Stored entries
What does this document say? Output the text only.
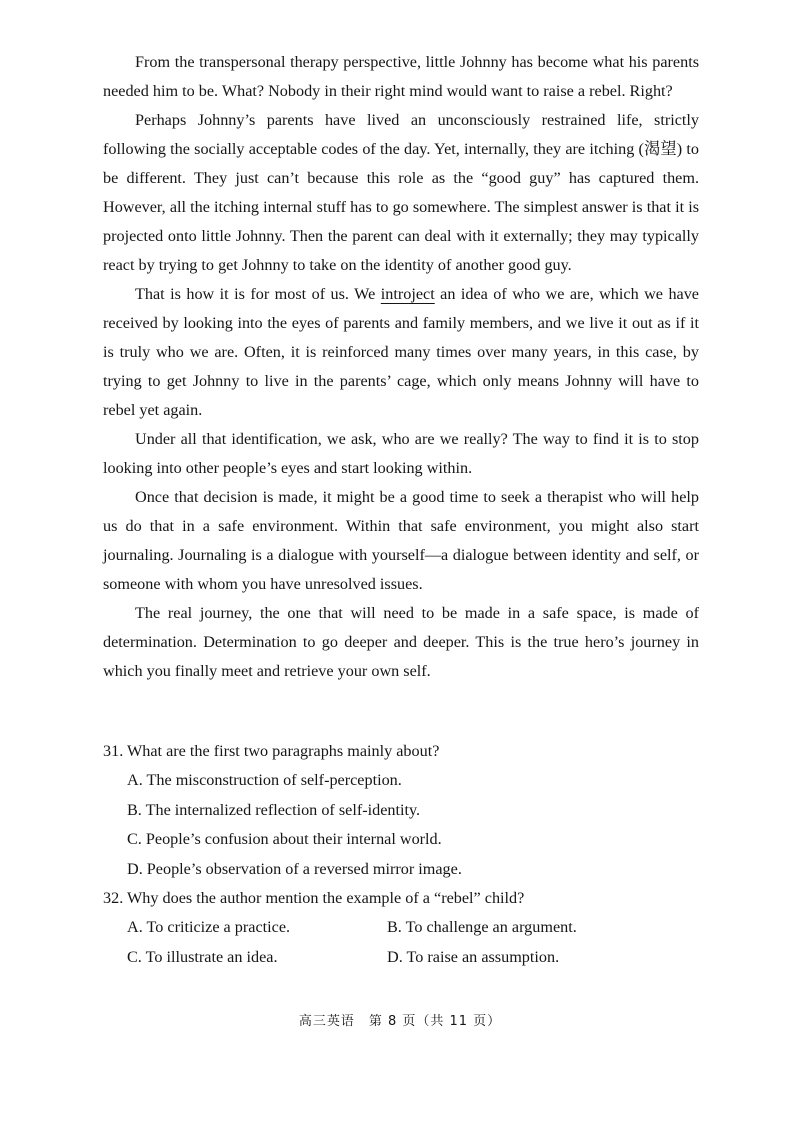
From the transpersonal therapy perspective, little Johnny has become what his parents needed him to be. What? Nobody in their right mind would want to raise a rebel. Right?

Perhaps Johnny’s parents have lived an unconsciously restrained life, strictly following the socially acceptable codes of the day. Yet, internally, they are itching (渴望) to be different. They just can’t because this role as the “good guy” has captured them. However, all the itching internal stuff has to go somewhere. The simplest answer is that it is projected onto little Johnny. Then the parent can deal with it externally; they may typically react by trying to get Johnny to take on the identity of another good guy.

That is how it is for most of us. We introject an idea of who we are, which we have received by looking into the eyes of parents and family members, and we live it out as if it is truly who we are. Often, it is reinforced many times over many years, in this case, by trying to get Johnny to live in the parents’ cage, which only means Johnny will have to rebel yet again.

Under all that identification, we ask, who are we really? The way to find it is to stop looking into other people’s eyes and start looking within.

Once that decision is made, it might be a good time to seek a therapist who will help us do that in a safe environment. Within that safe environment, you might also start journaling. Journaling is a dialogue with yourself—a dialogue between identity and self, or someone with whom you have unresolved issues.

The real journey, the one that will need to be made in a safe space, is made of determination. Determination to go deeper and deeper. This is the true hero’s journey in which you finally meet and retrieve your own self.

31. What are the first two paragraphs mainly about?

A. The misconstruction of self-perception.

B. The internalized reflection of self-identity.

C. People’s confusion about their internal world.

D. People’s observation of a reversed mirror image.

32. Why does the author mention the example of a “rebel” child?

A. To criticize a practice.	B. To challenge an argument.
C. To illustrate an idea.	D. To raise an assumption.
高三英语　第 8 页（共 11 页）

**GOAL OF THE EXERCISE:** All of the data above should be quoted exactly, except for the pictures.

**EXERCISE SOLUTION:**
What does this document say? Output the text only.
From the transpersonal therapy perspective, little Johnny has become what his parents needed him to be. What? Nobody in their right mind would want to raise a rebel. Right?

Perhaps Johnny’s parents have lived an unconsciously restrained life, strictly following the socially acceptable codes of the day. Yet, internally, they are itching (渴望) to be different. They just can’t because this role as the “good guy” has captured them. However, all the itching internal stuff has to go somewhere. The simplest answer is that it is projected onto little Johnny. Then the parent can deal with it externally; they may typically react by trying to get Johnny to take on the identity of another good guy.

That is how it is for most of us. We introject an idea of who we are, which we have received by looking into the eyes of parents and family members, and we live it out as if it is truly who we are. Often, it is reinforced many times over many years, in this case, by trying to get Johnny to live in the parents’ cage, which only means Johnny will have to rebel yet again.

Under all that identification, we ask, who are we really? The way to find it is to stop looking into other people’s eyes and start looking within.

Once that decision is made, it might be a good time to seek a therapist who will help us do that in a safe environment. Within that safe environment, you might also start journaling. Journaling is a dialogue with yourself—a dialogue between identity and self, or someone with whom you have unresolved issues.

The real journey, the one that will need to be made in a safe space, is made of determination. Determination to go deeper and deeper. This is the true hero’s journey in which you finally meet and retrieve your own self.

31. What are the first two paragraphs mainly about?

A. The misconstruction of self-perception.

B. The internalized reflection of self-identity.

C. People’s confusion about their internal world.

D. People’s observation of a reversed mirror image.

32. Why does the author mention the example of a “rebel” child?

A. To criticize a practice.	B. To challenge an argument.
C. To illustrate an idea.	D. To raise an assumption.
高三英语　第 8 页（共 11 页）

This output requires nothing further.